[Given problem]: Look over the lines below. Report each one that includes the string "Shift".

[Provided information]:

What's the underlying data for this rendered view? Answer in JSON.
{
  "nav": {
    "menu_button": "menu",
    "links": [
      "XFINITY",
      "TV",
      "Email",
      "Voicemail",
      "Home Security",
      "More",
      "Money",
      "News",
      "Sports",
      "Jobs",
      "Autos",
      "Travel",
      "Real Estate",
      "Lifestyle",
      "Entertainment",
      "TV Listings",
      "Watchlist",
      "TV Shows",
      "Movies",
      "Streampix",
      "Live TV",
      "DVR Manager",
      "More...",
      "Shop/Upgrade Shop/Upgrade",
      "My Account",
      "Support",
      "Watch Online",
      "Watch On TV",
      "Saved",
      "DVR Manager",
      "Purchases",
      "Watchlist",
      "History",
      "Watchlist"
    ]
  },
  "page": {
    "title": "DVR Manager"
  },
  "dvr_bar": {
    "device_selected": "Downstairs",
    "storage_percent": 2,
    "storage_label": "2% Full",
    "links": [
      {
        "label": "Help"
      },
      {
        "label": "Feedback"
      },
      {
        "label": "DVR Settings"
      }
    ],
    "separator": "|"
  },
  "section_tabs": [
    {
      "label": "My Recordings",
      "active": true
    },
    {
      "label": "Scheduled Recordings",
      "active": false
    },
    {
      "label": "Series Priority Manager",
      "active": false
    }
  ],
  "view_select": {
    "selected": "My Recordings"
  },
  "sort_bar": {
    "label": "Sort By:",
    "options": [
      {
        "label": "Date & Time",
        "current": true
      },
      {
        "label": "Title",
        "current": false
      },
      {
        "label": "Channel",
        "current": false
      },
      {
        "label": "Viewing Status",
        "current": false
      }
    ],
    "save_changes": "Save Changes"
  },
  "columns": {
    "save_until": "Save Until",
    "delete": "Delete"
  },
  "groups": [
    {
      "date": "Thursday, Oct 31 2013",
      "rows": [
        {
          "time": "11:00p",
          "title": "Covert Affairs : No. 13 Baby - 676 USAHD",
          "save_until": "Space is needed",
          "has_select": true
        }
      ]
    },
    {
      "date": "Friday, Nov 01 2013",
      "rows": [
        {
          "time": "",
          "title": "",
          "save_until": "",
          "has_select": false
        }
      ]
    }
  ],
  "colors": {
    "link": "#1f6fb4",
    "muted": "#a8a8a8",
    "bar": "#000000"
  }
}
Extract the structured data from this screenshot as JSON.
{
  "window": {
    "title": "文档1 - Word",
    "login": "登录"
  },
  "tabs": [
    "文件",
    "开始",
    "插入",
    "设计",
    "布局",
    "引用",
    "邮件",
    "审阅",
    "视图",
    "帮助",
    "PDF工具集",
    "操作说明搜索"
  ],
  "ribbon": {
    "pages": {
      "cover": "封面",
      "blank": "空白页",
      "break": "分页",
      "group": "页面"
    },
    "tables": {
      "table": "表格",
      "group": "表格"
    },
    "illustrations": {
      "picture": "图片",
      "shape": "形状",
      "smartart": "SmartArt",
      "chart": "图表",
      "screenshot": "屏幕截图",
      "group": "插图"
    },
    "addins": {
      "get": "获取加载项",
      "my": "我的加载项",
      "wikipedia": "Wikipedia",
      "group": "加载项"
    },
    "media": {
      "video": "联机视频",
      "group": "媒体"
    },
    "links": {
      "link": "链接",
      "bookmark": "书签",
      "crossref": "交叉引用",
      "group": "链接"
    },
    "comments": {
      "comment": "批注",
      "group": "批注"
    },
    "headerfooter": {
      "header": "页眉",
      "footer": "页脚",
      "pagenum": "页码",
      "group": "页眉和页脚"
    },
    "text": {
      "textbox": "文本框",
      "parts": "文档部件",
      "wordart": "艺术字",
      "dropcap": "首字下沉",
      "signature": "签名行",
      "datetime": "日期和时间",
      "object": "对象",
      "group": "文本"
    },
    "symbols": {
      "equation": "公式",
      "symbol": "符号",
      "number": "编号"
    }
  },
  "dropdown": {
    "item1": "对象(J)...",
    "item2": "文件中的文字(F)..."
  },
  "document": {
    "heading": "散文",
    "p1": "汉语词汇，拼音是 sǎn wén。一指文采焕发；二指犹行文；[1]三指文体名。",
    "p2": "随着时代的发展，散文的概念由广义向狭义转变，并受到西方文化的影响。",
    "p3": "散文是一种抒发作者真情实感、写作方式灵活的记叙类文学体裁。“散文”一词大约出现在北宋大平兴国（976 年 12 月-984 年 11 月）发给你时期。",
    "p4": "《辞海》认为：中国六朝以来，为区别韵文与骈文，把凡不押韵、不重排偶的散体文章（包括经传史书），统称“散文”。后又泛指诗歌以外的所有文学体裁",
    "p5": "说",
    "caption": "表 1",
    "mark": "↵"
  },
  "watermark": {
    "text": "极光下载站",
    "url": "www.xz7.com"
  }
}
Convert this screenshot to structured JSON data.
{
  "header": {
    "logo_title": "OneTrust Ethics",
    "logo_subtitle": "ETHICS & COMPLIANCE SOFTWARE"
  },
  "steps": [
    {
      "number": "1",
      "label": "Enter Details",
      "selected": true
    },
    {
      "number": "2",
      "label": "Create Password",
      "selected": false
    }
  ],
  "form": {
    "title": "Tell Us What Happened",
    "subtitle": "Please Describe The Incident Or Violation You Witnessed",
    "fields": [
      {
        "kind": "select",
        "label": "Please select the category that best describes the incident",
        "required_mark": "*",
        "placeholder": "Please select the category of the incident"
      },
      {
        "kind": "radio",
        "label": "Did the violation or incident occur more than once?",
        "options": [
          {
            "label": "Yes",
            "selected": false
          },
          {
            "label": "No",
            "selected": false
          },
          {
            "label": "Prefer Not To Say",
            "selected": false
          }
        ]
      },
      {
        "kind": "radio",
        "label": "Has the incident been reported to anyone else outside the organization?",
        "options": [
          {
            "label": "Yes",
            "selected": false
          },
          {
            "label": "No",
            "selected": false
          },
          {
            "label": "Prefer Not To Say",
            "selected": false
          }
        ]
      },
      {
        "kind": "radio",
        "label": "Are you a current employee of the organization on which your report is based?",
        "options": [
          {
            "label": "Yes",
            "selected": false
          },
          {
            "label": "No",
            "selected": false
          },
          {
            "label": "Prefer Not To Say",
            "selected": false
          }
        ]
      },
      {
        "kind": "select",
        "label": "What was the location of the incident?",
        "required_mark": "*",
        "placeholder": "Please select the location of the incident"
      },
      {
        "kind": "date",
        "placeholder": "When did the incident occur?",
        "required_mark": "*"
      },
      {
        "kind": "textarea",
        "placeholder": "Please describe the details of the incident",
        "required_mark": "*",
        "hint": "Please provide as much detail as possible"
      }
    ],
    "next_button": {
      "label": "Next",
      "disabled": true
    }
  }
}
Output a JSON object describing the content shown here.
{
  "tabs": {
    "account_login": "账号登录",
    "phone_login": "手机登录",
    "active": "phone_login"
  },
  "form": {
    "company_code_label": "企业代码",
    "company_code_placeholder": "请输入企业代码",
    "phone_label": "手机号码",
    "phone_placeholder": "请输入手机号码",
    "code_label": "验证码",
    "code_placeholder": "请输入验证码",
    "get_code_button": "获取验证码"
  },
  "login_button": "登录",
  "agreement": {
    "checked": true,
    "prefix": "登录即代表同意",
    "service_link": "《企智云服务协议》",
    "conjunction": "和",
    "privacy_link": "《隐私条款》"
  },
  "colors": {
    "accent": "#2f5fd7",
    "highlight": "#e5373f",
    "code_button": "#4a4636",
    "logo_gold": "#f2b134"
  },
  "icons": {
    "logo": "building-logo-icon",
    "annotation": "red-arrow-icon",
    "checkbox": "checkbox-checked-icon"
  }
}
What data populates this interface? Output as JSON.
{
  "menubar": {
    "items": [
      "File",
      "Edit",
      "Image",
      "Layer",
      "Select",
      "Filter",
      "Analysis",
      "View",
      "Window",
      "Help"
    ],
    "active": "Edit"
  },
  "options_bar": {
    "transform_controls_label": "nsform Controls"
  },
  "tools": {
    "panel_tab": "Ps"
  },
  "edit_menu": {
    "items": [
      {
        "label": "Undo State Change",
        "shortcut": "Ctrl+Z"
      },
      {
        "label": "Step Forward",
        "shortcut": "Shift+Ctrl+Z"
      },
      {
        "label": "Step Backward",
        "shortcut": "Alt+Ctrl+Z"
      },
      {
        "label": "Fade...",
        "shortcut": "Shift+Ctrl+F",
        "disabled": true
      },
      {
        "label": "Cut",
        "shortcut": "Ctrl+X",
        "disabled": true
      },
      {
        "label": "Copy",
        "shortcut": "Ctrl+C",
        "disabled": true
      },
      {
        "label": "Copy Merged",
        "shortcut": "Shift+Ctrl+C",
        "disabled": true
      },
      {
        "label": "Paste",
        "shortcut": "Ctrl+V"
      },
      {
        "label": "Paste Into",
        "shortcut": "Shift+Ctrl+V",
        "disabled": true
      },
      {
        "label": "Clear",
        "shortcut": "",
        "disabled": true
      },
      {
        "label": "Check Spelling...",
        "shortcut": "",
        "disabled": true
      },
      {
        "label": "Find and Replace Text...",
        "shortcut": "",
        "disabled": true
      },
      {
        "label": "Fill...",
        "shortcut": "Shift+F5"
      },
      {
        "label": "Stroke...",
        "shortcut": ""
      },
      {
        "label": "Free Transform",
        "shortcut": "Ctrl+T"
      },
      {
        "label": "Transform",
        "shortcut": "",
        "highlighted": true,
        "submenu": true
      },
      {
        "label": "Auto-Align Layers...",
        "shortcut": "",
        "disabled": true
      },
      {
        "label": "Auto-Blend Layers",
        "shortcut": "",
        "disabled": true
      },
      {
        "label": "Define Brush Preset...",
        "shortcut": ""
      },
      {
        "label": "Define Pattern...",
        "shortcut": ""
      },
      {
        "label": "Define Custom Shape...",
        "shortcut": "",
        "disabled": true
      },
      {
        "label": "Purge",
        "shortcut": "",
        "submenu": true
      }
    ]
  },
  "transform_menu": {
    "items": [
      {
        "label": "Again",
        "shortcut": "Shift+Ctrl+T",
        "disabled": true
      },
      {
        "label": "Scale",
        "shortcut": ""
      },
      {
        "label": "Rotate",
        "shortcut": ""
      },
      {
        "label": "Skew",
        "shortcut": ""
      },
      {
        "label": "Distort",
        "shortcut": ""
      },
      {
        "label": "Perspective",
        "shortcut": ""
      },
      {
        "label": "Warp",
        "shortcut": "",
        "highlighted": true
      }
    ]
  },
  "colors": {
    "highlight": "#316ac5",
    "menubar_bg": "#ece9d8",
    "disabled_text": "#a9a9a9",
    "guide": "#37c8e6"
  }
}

[Correct response]:
        "shortcut": "Shift+Ctrl+Z"
        "shortcut": "Shift+Ctrl+F",
        "shortcut": "Shift+Ctrl+C",
        "shortcut": "Shift+Ctrl+V",
        "shortcut": "Shift+F5"
        "shortcut": "Shift+Ctrl+T",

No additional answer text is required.